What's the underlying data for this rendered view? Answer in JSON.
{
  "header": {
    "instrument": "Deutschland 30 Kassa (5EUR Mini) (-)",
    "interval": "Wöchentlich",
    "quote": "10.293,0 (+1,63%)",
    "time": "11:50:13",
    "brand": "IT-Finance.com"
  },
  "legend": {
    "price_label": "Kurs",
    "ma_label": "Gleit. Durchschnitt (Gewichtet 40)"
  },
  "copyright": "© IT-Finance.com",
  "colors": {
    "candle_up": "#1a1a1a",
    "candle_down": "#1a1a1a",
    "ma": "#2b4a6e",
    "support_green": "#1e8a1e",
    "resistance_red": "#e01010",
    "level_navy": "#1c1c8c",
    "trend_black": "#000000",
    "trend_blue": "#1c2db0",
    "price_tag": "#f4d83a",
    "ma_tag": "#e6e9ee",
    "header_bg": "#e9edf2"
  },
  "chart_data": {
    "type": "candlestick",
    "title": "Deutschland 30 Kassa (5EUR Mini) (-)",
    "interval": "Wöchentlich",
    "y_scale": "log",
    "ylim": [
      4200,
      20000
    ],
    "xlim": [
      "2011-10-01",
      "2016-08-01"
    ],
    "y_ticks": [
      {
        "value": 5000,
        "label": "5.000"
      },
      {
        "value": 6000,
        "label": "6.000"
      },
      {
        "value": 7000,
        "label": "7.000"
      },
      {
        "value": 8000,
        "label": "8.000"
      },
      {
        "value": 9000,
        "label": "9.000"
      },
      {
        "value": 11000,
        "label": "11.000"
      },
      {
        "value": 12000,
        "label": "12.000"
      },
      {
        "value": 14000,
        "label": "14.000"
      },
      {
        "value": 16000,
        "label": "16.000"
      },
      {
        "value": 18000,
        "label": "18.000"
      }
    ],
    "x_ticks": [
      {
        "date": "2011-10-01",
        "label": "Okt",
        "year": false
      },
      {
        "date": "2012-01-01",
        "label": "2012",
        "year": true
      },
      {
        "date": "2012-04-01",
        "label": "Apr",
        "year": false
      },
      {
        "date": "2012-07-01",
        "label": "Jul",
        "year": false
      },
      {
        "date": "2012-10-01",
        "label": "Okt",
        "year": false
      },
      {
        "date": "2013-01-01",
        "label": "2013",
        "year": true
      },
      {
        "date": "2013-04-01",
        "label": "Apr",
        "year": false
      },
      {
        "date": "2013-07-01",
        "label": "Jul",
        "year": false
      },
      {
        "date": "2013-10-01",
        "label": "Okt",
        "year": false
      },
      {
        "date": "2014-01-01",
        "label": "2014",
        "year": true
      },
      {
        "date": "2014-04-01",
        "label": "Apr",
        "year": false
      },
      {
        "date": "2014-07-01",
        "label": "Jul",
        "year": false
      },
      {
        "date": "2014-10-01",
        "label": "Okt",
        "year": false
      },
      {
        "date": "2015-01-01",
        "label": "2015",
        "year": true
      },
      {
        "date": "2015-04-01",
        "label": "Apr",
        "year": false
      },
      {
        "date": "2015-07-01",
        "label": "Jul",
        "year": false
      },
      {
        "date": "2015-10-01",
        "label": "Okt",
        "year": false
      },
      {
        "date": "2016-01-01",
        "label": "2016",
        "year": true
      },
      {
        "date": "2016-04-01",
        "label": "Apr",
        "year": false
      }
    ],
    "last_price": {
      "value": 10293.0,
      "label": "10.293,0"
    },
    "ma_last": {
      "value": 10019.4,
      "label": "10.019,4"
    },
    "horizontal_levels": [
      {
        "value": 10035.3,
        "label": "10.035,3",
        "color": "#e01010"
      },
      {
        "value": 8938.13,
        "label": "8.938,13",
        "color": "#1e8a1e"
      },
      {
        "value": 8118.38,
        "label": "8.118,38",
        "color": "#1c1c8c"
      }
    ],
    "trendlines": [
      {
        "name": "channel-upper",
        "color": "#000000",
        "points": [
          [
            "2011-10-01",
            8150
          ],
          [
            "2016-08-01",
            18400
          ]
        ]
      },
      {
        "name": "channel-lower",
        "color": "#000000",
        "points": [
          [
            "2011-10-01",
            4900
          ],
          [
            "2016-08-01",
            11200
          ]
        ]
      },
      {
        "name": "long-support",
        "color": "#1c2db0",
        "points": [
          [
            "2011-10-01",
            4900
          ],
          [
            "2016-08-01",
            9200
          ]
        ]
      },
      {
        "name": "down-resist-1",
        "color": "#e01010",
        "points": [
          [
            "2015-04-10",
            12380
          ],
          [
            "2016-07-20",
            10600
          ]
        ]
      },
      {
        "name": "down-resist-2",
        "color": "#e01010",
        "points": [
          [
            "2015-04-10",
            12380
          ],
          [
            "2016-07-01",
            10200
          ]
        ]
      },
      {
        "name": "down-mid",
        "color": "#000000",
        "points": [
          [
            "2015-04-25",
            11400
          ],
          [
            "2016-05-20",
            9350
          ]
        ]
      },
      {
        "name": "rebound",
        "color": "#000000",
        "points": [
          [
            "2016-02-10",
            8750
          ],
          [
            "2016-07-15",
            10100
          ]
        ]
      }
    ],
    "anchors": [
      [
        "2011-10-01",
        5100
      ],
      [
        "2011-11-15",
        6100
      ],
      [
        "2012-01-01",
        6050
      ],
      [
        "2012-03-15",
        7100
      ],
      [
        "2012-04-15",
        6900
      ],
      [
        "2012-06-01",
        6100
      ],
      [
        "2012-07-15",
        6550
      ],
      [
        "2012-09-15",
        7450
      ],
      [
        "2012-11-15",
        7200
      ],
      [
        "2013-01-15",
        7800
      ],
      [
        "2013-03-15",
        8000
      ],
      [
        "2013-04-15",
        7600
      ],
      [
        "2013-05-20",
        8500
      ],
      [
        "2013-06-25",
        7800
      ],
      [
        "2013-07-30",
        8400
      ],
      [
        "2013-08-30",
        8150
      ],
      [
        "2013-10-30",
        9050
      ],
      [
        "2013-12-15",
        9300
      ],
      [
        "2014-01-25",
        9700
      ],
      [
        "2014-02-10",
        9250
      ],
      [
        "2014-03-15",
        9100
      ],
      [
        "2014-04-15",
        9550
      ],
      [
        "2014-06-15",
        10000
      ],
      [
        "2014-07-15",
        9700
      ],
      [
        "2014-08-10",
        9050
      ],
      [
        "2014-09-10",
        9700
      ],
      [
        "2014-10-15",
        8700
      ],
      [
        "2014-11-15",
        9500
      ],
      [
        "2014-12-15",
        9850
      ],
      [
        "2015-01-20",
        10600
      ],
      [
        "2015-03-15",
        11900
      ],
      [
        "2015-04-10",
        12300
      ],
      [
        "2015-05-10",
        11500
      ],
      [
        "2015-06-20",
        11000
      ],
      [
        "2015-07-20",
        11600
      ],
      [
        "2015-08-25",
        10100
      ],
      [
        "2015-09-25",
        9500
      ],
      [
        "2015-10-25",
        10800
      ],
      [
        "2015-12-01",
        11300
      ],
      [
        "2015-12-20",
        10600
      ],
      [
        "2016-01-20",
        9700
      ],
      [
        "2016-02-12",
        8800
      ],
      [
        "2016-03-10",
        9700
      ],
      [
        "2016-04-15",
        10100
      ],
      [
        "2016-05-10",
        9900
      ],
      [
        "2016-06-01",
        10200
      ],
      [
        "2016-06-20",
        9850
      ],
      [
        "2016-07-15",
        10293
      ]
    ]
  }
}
________________
- Exercise instructions
Faithfully transcribe the whole of the data.

- Task output
What's the underlying data for this rendered view? Answer in JSON.
{
  "header": {
    "instrument": "Deutschland 30 Kassa (5EUR Mini) (-)",
    "interval": "Wöchentlich",
    "quote": "10.293,0 (+1,63%)",
    "time": "11:50:13",
    "brand": "IT-Finance.com"
  },
  "legend": {
    "price_label": "Kurs",
    "ma_label": "Gleit. Durchschnitt (Gewichtet 40)"
  },
  "copyright": "© IT-Finance.com",
  "colors": {
    "candle_up": "#1a1a1a",
    "candle_down": "#1a1a1a",
    "ma": "#2b4a6e",
    "support_green": "#1e8a1e",
    "resistance_red": "#e01010",
    "level_navy": "#1c1c8c",
    "trend_black": "#000000",
    "trend_blue": "#1c2db0",
    "price_tag": "#f4d83a",
    "ma_tag": "#e6e9ee",
    "header_bg": "#e9edf2"
  },
  "chart_data": {
    "type": "candlestick",
    "title": "Deutschland 30 Kassa (5EUR Mini) (-)",
    "interval": "Wöchentlich",
    "y_scale": "log",
    "ylim": [
      4200,
      20000
    ],
    "xlim": [
      "2011-10-01",
      "2016-08-01"
    ],
    "y_ticks": [
      {
        "value": 5000,
        "label": "5.000"
      },
      {
        "value": 6000,
        "label": "6.000"
      },
      {
        "value": 7000,
        "label": "7.000"
      },
      {
        "value": 8000,
        "label": "8.000"
      },
      {
        "value": 9000,
        "label": "9.000"
      },
      {
        "value": 11000,
        "label": "11.000"
      },
      {
        "value": 12000,
        "label": "12.000"
      },
      {
        "value": 14000,
        "label": "14.000"
      },
      {
        "value": 16000,
        "label": "16.000"
      },
      {
        "value": 18000,
        "label": "18.000"
      }
    ],
    "x_ticks": [
      {
        "date": "2011-10-01",
        "label": "Okt",
        "year": false
      },
      {
        "date": "2012-01-01",
        "label": "2012",
        "year": true
      },
      {
        "date": "2012-04-01",
        "label": "Apr",
        "year": false
      },
      {
        "date": "2012-07-01",
        "label": "Jul",
        "year": false
      },
      {
        "date": "2012-10-01",
        "label": "Okt",
        "year": false
      },
      {
        "date": "2013-01-01",
        "label": "2013",
        "year": true
      },
      {
        "date": "2013-04-01",
        "label": "Apr",
        "year": false
      },
      {
        "date": "2013-07-01",
        "label": "Jul",
        "year": false
      },
      {
        "date": "2013-10-01",
        "label": "Okt",
        "year": false
      },
      {
        "date": "2014-01-01",
        "label": "2014",
        "year": true
      },
      {
        "date": "2014-04-01",
        "label": "Apr",
        "year": false
      },
      {
        "date": "2014-07-01",
        "label": "Jul",
        "year": false
      },
      {
        "date": "2014-10-01",
        "label": "Okt",
        "year": false
      },
      {
        "date": "2015-01-01",
        "label": "2015",
        "year": true
      },
      {
        "date": "2015-04-01",
        "label": "Apr",
        "year": false
      },
      {
        "date": "2015-07-01",
        "label": "Jul",
        "year": false
      },
      {
        "date": "2015-10-01",
        "label": "Okt",
        "year": false
      },
      {
        "date": "2016-01-01",
        "label": "2016",
        "year": true
      },
      {
        "date": "2016-04-01",
        "label": "Apr",
        "year": false
      }
    ],
    "last_price": {
      "value": 10293.0,
      "label": "10.293,0"
    },
    "ma_last": {
      "value": 10019.4,
      "label": "10.019,4"
    },
    "horizontal_levels": [
      {
        "value": 10035.3,
        "label": "10.035,3",
        "color": "#e01010"
      },
      {
        "value": 8938.13,
        "label": "8.938,13",
        "color": "#1e8a1e"
      },
      {
        "value": 8118.38,
        "label": "8.118,38",
        "color": "#1c1c8c"
      }
    ],
    "trendlines": [
      {
        "name": "channel-upper",
        "color": "#000000",
        "points": [
          [
            "2011-10-01",
            8150
          ],
          [
            "2016-08-01",
            18400
          ]
        ]
      },
      {
        "name": "channel-lower",
        "color": "#000000",
        "points": [
          [
            "2011-10-01",
            4900
          ],
          [
            "2016-08-01",
            11200
          ]
        ]
      },
      {
        "name": "long-support",
        "color": "#1c2db0",
        "points": [
          [
            "2011-10-01",
            4900
          ],
          [
            "2016-08-01",
            9200
          ]
        ]
      },
      {
        "name": "down-resist-1",
        "color": "#e01010",
        "points": [
          [
            "2015-04-10",
            12380
          ],
          [
            "2016-07-20",
            10600
          ]
        ]
      },
      {
        "name": "down-resist-2",
        "color": "#e01010",
        "points": [
          [
            "2015-04-10",
            12380
          ],
          [
            "2016-07-01",
            10200
          ]
        ]
      },
      {
        "name": "down-mid",
        "color": "#000000",
        "points": [
          [
            "2015-04-25",
            11400
          ],
          [
            "2016-05-20",
            9350
          ]
        ]
      },
      {
        "name": "rebound",
        "color": "#000000",
        "points": [
          [
            "2016-02-10",
            8750
          ],
          [
            "2016-07-15",
            10100
          ]
        ]
      }
    ],
    "anchors": [
      [
        "2011-10-01",
        5100
      ],
      [
        "2011-11-15",
        6100
      ],
      [
        "2012-01-01",
        6050
      ],
      [
        "2012-03-15",
        7100
      ],
      [
        "2012-04-15",
        6900
      ],
      [
        "2012-06-01",
        6100
      ],
      [
        "2012-07-15",
        6550
      ],
      [
        "2012-09-15",
        7450
      ],
      [
        "2012-11-15",
        7200
      ],
      [
        "2013-01-15",
        7800
      ],
      [
        "2013-03-15",
        8000
      ],
      [
        "2013-04-15",
        7600
      ],
      [
        "2013-05-20",
        8500
      ],
      [
        "2013-06-25",
        7800
      ],
      [
        "2013-07-30",
        8400
      ],
      [
        "2013-08-30",
        8150
      ],
      [
        "2013-10-30",
        9050
      ],
      [
        "2013-12-15",
        9300
      ],
      [
        "2014-01-25",
        9700
      ],
      [
        "2014-02-10",
        9250
      ],
      [
        "2014-03-15",
        9100
      ],
      [
        "2014-04-15",
        9550
      ],
      [
        "2014-06-15",
        10000
      ],
      [
        "2014-07-15",
        9700
      ],
      [
        "2014-08-10",
        9050
      ],
      [
        "2014-09-10",
        9700
      ],
      [
        "2014-10-15",
        8700
      ],
      [
        "2014-11-15",
        9500
      ],
      [
        "2014-12-15",
        9850
      ],
      [
        "2015-01-20",
        10600
      ],
      [
        "2015-03-15",
        11900
      ],
      [
        "2015-04-10",
        12300
      ],
      [
        "2015-05-10",
        11500
      ],
      [
        "2015-06-20",
        11000
      ],
      [
        "2015-07-20",
        11600
      ],
      [
        "2015-08-25",
        10100
      ],
      [
        "2015-09-25",
        9500
      ],
      [
        "2015-10-25",
        10800
      ],
      [
        "2015-12-01",
        11300
      ],
      [
        "2015-12-20",
        10600
      ],
      [
        "2016-01-20",
        9700
      ],
      [
        "2016-02-12",
        8800
      ],
      [
        "2016-03-10",
        9700
      ],
      [
        "2016-04-15",
        10100
      ],
      [
        "2016-05-10",
        9900
      ],
      [
        "2016-06-01",
        10200
      ],
      [
        "2016-06-20",
        9850
      ],
      [
        "2016-07-15",
        10293
      ]
    ]
  }
}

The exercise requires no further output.